* LISTED ENTRIES:
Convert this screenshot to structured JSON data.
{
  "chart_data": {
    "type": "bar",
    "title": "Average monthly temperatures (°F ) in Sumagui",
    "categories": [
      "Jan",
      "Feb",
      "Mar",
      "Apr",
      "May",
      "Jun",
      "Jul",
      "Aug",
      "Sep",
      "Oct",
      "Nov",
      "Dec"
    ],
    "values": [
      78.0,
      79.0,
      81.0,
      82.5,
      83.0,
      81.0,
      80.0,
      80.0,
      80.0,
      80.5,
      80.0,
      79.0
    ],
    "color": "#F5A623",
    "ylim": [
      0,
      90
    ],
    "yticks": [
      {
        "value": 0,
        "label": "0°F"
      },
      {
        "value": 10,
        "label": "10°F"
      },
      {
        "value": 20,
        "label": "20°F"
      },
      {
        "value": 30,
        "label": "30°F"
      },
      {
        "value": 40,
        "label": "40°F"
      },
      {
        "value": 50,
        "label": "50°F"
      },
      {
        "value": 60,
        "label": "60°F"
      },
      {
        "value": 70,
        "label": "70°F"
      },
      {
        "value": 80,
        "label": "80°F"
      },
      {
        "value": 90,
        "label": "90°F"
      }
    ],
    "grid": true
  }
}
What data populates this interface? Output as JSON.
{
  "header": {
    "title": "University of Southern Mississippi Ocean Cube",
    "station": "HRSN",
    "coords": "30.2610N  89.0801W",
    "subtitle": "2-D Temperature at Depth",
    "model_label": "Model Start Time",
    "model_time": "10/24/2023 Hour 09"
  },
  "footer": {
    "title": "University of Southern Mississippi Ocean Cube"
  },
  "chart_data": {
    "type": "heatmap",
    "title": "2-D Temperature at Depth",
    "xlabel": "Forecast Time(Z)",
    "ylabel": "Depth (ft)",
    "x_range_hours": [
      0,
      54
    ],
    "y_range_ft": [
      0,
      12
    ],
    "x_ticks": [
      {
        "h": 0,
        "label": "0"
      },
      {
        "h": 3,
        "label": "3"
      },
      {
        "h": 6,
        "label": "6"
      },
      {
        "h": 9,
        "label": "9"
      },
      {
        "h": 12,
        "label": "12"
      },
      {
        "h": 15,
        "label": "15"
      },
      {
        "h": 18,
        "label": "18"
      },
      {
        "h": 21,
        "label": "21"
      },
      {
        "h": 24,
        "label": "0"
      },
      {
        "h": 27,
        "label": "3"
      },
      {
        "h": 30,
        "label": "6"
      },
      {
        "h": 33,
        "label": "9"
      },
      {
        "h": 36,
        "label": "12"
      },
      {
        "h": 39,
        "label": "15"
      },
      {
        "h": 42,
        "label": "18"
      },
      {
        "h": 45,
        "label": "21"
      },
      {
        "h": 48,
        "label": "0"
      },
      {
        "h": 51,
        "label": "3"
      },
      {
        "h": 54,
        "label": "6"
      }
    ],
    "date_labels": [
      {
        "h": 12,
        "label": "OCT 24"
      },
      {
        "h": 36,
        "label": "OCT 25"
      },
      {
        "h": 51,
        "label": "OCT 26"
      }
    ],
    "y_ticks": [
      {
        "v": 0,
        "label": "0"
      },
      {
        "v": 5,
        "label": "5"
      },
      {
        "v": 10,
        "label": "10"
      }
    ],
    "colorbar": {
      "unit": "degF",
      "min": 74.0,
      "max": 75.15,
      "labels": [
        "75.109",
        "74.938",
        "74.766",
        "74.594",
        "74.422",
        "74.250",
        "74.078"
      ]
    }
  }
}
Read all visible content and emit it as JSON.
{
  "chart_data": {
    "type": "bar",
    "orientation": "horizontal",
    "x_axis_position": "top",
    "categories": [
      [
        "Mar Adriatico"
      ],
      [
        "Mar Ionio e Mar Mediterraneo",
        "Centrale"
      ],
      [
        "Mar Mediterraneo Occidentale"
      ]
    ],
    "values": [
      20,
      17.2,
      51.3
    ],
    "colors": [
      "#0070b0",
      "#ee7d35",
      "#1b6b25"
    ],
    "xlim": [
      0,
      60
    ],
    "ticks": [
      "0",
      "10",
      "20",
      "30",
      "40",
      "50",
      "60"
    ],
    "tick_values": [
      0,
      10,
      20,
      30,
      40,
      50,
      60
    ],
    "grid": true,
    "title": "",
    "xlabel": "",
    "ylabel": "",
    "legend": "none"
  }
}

* GIVEN TASK:
Copy the material above back out, exactly as written.

* SOLVED EXERCISE:
Convert this screenshot to structured JSON data.
{
  "chart_data": {
    "type": "bar",
    "title": "Average monthly temperatures (°F ) in Sumagui",
    "categories": [
      "Jan",
      "Feb",
      "Mar",
      "Apr",
      "May",
      "Jun",
      "Jul",
      "Aug",
      "Sep",
      "Oct",
      "Nov",
      "Dec"
    ],
    "values": [
      78.0,
      79.0,
      81.0,
      82.5,
      83.0,
      81.0,
      80.0,
      80.0,
      80.0,
      80.5,
      80.0,
      79.0
    ],
    "color": "#F5A623",
    "ylim": [
      0,
      90
    ],
    "yticks": [
      {
        "value": 0,
        "label": "0°F"
      },
      {
        "value": 10,
        "label": "10°F"
      },
      {
        "value": 20,
        "label": "20°F"
      },
      {
        "value": 30,
        "label": "30°F"
      },
      {
        "value": 40,
        "label": "40°F"
      },
      {
        "value": 50,
        "label": "50°F"
      },
      {
        "value": 60,
        "label": "60°F"
      },
      {
        "value": 70,
        "label": "70°F"
      },
      {
        "value": 80,
        "label": "80°F"
      },
      {
        "value": 90,
        "label": "90°F"
      }
    ],
    "grid": true
  }
}
What data populates this interface? Output as JSON.
{
  "header": {
    "title": "University of Southern Mississippi Ocean Cube",
    "station": "HRSN",
    "coords": "30.2610N  89.0801W",
    "subtitle": "2-D Temperature at Depth",
    "model_label": "Model Start Time",
    "model_time": "10/24/2023 Hour 09"
  },
  "footer": {
    "title": "University of Southern Mississippi Ocean Cube"
  },
  "chart_data": {
    "type": "heatmap",
    "title": "2-D Temperature at Depth",
    "xlabel": "Forecast Time(Z)",
    "ylabel": "Depth (ft)",
    "x_range_hours": [
      0,
      54
    ],
    "y_range_ft": [
      0,
      12
    ],
    "x_ticks": [
      {
        "h": 0,
        "label": "0"
      },
      {
        "h": 3,
        "label": "3"
      },
      {
        "h": 6,
        "label": "6"
      },
      {
        "h": 9,
        "label": "9"
      },
      {
        "h": 12,
        "label": "12"
      },
      {
        "h": 15,
        "label": "15"
      },
      {
        "h": 18,
        "label": "18"
      },
      {
        "h": 21,
        "label": "21"
      },
      {
        "h": 24,
        "label": "0"
      },
      {
        "h": 27,
        "label": "3"
      },
      {
        "h": 30,
        "label": "6"
      },
      {
        "h": 33,
        "label": "9"
      },
      {
        "h": 36,
        "label": "12"
      },
      {
        "h": 39,
        "label": "15"
      },
      {
        "h": 42,
        "label": "18"
      },
      {
        "h": 45,
        "label": "21"
      },
      {
        "h": 48,
        "label": "0"
      },
      {
        "h": 51,
        "label": "3"
      },
      {
        "h": 54,
        "label": "6"
      }
    ],
    "date_labels": [
      {
        "h": 12,
        "label": "OCT 24"
      },
      {
        "h": 36,
        "label": "OCT 25"
      },
      {
        "h": 51,
        "label": "OCT 26"
      }
    ],
    "y_ticks": [
      {
        "v": 0,
        "label": "0"
      },
      {
        "v": 5,
        "label": "5"
      },
      {
        "v": 10,
        "label": "10"
      }
    ],
    "colorbar": {
      "unit": "degF",
      "min": 74.0,
      "max": 75.15,
      "labels": [
        "75.109",
        "74.938",
        "74.766",
        "74.594",
        "74.422",
        "74.250",
        "74.078"
      ]
    }
  }
}
Read all visible content and emit it as JSON.
{
  "chart_data": {
    "type": "bar",
    "orientation": "horizontal",
    "x_axis_position": "top",
    "categories": [
      [
        "Mar Adriatico"
      ],
      [
        "Mar Ionio e Mar Mediterraneo",
        "Centrale"
      ],
      [
        "Mar Mediterraneo Occidentale"
      ]
    ],
    "values": [
      20,
      17.2,
      51.3
    ],
    "colors": [
      "#0070b0",
      "#ee7d35",
      "#1b6b25"
    ],
    "xlim": [
      0,
      60
    ],
    "ticks": [
      "0",
      "10",
      "20",
      "30",
      "40",
      "50",
      "60"
    ],
    "tick_values": [
      0,
      10,
      20,
      30,
      40,
      50,
      60
    ],
    "grid": true,
    "title": "",
    "xlabel": "",
    "ylabel": "",
    "legend": "none"
  }
}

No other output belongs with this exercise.